#### [What the exercise asks]
Copy out the lines that have "ylabel" in them.

## Begin

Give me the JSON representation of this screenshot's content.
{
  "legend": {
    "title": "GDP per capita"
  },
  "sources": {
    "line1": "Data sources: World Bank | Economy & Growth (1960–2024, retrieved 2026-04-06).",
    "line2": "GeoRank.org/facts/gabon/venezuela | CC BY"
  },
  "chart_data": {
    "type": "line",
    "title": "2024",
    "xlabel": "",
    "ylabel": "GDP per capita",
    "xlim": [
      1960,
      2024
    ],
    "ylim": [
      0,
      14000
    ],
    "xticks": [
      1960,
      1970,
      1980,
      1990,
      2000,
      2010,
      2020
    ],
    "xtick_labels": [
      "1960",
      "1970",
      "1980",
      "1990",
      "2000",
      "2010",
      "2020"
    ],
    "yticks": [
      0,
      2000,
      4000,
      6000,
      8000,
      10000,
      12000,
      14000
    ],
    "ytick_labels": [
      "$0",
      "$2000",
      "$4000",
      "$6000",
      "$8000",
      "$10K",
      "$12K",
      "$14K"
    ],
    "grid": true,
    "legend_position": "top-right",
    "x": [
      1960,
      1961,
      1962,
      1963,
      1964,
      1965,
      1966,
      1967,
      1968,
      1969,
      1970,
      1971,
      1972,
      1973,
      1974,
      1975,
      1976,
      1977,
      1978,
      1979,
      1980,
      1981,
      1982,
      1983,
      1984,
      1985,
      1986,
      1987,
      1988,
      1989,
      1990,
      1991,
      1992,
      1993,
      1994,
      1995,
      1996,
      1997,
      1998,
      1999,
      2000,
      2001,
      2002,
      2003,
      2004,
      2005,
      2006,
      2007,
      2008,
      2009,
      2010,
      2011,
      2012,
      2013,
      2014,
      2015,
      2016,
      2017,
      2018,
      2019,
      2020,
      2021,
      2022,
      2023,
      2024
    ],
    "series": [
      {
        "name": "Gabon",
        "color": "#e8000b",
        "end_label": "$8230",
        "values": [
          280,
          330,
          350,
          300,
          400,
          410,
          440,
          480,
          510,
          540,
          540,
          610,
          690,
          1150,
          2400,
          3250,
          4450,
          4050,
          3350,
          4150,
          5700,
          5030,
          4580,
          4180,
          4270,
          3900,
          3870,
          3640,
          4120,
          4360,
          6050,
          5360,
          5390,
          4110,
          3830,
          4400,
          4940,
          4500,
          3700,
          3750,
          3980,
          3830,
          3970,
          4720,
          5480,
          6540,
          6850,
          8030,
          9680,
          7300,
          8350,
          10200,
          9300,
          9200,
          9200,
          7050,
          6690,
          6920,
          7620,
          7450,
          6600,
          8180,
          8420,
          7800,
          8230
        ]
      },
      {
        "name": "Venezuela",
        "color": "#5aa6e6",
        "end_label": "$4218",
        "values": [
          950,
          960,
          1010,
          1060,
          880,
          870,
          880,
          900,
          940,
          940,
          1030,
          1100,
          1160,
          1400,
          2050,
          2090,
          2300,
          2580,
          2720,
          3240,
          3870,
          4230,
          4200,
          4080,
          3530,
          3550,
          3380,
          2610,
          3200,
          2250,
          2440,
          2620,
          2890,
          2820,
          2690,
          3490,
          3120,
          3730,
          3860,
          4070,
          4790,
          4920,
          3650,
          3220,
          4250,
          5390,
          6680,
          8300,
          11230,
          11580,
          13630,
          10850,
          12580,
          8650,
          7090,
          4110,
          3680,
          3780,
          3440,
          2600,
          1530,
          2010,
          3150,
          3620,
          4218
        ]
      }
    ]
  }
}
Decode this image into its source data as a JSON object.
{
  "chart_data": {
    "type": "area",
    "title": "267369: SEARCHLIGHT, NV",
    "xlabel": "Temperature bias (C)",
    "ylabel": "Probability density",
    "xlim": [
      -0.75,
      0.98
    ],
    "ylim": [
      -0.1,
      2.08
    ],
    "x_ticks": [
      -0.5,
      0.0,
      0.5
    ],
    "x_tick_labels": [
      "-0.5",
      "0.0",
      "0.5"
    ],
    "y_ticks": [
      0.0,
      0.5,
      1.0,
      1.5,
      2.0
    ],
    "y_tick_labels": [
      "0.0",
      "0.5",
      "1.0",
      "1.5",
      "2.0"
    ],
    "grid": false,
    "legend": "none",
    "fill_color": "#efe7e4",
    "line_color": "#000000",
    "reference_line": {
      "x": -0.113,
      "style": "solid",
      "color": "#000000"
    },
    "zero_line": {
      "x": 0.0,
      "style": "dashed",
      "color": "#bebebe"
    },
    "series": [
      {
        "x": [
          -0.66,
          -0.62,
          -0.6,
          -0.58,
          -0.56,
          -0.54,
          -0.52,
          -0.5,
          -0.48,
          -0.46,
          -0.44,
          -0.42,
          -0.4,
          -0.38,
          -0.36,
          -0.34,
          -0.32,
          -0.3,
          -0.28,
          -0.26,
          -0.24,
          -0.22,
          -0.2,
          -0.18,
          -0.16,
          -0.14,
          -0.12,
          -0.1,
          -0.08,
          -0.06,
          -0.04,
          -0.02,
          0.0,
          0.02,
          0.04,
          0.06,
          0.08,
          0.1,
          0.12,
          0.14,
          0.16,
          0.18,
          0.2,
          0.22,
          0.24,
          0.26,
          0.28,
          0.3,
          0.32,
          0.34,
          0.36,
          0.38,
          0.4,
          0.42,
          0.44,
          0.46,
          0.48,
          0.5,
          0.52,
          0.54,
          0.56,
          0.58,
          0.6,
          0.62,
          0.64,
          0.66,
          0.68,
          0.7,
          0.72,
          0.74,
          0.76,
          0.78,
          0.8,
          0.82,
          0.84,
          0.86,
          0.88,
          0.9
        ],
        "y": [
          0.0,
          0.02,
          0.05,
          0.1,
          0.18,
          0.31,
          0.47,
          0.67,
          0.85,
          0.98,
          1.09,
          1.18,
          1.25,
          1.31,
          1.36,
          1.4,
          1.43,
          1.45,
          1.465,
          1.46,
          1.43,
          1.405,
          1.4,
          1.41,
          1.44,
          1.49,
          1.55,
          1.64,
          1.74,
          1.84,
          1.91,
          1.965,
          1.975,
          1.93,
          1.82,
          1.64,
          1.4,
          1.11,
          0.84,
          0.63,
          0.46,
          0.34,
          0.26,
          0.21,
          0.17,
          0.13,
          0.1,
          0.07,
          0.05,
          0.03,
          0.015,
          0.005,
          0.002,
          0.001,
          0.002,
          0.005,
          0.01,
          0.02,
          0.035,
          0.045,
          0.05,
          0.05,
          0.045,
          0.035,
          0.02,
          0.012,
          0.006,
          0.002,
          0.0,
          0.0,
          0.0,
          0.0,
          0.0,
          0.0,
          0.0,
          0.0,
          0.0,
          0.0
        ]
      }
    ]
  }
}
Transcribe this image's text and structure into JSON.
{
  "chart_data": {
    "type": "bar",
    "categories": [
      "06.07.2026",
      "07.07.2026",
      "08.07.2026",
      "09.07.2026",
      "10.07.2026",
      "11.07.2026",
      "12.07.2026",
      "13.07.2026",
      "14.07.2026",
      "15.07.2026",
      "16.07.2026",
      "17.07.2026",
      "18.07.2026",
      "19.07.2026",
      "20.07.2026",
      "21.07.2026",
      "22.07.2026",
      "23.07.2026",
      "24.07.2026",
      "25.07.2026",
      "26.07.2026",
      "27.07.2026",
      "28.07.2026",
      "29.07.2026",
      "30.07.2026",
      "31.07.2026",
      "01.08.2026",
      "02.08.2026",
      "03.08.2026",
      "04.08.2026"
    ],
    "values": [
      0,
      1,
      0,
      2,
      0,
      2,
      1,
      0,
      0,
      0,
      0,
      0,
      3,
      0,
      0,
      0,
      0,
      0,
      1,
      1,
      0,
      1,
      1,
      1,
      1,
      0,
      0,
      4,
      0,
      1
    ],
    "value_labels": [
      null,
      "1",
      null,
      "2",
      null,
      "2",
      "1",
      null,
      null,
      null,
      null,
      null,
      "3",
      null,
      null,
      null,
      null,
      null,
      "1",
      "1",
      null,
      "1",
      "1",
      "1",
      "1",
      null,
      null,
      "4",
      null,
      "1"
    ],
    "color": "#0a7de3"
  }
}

## End

#### [Output]
    "ylabel": "GDP per capita",
    "ylabel": "Probability density",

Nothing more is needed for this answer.